* Rows from a figure dataset *
──────

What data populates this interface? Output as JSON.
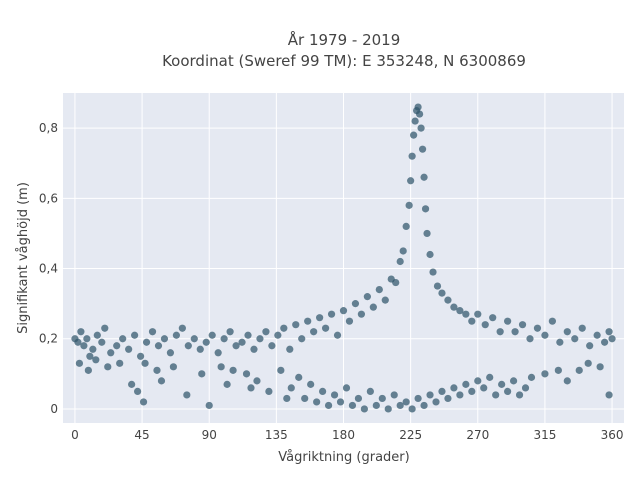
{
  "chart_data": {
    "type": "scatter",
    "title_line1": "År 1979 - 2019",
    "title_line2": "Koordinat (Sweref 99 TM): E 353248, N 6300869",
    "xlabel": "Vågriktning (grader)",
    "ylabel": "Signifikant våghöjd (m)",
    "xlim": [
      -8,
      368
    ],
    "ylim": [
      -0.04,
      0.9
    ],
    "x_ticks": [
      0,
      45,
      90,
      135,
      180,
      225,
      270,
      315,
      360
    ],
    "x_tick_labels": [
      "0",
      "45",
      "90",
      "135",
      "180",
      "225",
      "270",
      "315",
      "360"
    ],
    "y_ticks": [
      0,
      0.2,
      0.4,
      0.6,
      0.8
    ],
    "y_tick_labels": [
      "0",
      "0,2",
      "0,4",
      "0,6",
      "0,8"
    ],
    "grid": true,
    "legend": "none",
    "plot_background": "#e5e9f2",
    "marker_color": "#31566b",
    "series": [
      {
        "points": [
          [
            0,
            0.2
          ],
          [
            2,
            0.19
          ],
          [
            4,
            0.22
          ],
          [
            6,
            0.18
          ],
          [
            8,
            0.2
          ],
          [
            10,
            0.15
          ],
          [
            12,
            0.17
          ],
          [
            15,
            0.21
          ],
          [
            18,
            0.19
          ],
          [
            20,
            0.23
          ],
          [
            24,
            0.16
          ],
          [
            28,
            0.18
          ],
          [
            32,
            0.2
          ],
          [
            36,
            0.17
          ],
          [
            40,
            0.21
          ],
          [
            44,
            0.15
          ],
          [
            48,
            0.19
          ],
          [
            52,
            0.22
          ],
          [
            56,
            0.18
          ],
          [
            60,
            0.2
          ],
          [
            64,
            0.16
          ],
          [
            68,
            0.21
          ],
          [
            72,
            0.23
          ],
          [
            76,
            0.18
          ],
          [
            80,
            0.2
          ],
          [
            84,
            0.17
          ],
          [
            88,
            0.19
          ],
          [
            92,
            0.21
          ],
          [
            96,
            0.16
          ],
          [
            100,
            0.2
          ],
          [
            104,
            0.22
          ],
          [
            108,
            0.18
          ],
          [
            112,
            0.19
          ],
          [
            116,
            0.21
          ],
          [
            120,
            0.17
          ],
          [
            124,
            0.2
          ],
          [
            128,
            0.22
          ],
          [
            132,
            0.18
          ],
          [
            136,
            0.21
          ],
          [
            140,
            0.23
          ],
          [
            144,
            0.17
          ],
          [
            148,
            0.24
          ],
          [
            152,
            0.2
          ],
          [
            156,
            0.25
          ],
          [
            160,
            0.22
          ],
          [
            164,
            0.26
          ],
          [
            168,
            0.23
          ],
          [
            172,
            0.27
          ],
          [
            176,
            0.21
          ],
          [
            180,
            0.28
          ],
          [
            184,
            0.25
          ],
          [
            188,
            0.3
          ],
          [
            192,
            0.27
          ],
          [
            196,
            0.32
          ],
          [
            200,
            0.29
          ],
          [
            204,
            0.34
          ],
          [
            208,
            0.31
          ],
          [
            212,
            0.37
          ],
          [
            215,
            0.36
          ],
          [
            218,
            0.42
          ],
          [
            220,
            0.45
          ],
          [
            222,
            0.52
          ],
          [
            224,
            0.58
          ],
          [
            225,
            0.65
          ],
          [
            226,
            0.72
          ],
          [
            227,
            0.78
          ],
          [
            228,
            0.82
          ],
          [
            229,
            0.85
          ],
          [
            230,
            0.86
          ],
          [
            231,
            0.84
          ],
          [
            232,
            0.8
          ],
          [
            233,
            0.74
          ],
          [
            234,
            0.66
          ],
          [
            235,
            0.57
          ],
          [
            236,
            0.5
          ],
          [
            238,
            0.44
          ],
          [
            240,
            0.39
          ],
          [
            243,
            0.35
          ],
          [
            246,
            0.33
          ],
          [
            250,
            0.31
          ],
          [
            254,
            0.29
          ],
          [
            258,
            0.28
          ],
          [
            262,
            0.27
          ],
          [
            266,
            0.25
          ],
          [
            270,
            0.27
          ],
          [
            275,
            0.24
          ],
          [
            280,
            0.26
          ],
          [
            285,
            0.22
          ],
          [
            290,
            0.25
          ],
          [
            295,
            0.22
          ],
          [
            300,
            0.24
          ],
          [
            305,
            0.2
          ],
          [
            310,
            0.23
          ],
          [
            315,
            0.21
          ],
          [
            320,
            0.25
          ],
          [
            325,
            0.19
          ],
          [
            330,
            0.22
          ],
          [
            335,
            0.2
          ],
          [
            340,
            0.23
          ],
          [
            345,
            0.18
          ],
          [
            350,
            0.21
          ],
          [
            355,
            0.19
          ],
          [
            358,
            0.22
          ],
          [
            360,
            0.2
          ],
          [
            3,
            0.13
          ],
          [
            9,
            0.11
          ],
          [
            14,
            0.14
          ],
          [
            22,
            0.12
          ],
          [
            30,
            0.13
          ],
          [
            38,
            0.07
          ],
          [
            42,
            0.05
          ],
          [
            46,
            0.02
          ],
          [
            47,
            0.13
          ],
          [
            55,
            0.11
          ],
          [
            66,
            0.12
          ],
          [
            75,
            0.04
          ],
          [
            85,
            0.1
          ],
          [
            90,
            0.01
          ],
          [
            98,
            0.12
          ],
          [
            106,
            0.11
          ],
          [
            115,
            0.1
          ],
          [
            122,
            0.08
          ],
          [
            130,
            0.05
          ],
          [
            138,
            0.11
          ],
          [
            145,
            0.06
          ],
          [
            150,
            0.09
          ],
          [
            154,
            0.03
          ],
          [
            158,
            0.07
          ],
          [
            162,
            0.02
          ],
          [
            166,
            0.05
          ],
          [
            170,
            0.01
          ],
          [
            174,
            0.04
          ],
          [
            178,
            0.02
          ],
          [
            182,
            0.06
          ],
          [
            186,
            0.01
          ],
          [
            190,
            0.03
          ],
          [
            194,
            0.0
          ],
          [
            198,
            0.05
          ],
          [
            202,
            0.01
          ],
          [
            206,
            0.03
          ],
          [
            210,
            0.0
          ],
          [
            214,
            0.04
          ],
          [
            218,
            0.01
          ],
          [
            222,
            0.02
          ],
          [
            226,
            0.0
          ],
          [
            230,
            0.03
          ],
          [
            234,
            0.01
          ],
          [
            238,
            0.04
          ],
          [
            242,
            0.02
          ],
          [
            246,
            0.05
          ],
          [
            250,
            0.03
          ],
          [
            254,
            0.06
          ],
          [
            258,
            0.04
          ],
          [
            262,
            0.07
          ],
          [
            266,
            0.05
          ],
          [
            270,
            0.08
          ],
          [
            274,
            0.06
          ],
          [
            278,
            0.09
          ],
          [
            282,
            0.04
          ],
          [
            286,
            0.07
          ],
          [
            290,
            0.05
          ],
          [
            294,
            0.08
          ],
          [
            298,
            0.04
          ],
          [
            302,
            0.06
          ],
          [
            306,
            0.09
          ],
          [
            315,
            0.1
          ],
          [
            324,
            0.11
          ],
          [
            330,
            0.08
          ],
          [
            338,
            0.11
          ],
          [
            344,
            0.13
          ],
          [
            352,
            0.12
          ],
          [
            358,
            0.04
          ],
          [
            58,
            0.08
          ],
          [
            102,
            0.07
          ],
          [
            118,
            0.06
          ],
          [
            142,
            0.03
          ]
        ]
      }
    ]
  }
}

──────

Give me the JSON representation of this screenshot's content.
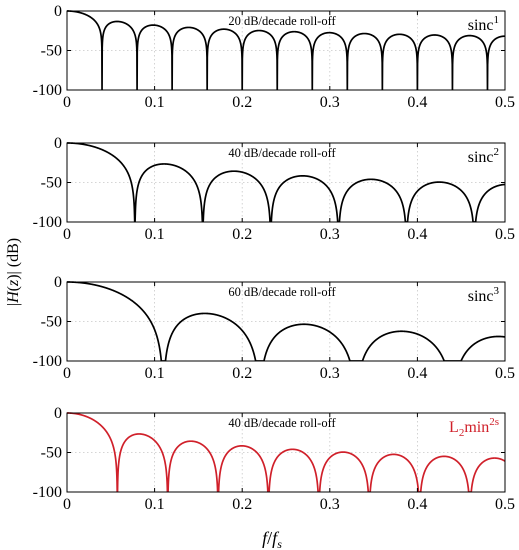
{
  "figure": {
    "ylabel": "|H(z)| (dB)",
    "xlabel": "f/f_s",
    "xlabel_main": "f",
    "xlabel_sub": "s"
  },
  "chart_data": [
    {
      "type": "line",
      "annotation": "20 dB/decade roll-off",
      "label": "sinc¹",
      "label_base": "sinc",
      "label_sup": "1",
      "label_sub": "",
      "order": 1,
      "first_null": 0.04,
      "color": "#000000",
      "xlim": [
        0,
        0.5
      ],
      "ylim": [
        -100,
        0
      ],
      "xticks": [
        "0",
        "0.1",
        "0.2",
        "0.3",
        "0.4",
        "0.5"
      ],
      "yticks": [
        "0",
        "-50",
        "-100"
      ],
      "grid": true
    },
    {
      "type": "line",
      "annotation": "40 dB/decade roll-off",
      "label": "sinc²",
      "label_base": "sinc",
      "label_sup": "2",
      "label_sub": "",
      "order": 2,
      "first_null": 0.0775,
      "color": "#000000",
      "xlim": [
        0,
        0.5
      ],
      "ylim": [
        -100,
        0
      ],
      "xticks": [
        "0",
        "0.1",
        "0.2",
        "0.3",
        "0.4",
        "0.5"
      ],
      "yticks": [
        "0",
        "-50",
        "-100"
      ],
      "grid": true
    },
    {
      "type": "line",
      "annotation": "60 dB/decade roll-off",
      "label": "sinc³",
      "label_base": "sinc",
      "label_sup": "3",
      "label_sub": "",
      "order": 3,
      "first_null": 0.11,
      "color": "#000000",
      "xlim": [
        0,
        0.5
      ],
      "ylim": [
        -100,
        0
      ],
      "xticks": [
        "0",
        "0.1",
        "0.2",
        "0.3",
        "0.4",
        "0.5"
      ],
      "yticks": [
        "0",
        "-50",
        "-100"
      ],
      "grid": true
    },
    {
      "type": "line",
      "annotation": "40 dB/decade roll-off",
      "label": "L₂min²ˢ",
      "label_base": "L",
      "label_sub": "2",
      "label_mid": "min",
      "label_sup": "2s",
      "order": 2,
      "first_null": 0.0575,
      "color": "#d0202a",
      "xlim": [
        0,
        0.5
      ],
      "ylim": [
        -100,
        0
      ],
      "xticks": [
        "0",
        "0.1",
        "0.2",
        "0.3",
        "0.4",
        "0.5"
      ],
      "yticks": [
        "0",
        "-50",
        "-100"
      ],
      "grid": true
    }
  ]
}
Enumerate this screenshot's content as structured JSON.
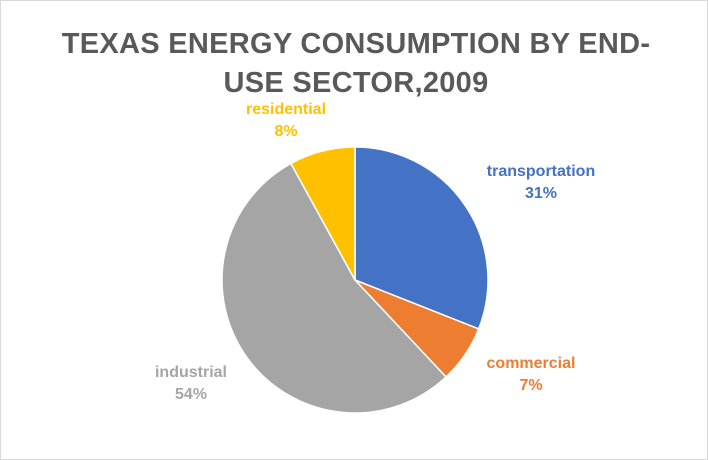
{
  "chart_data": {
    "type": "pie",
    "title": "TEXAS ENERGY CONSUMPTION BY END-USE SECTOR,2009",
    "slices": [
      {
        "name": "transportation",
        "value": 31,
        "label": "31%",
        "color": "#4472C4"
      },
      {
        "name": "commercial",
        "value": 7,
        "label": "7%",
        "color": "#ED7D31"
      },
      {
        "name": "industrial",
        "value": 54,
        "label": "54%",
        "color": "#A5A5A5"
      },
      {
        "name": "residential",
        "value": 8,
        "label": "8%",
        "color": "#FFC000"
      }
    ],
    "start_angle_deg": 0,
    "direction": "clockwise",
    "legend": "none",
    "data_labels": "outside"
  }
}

──────

* WRITTEN REQUEST *
Which lines in the records above contain the string "content"? Copy each one.

* WORKED ANSWER *
Give me the JSON representation of this screenshot's content.
Enumerate this screenshot's content as structured JSON.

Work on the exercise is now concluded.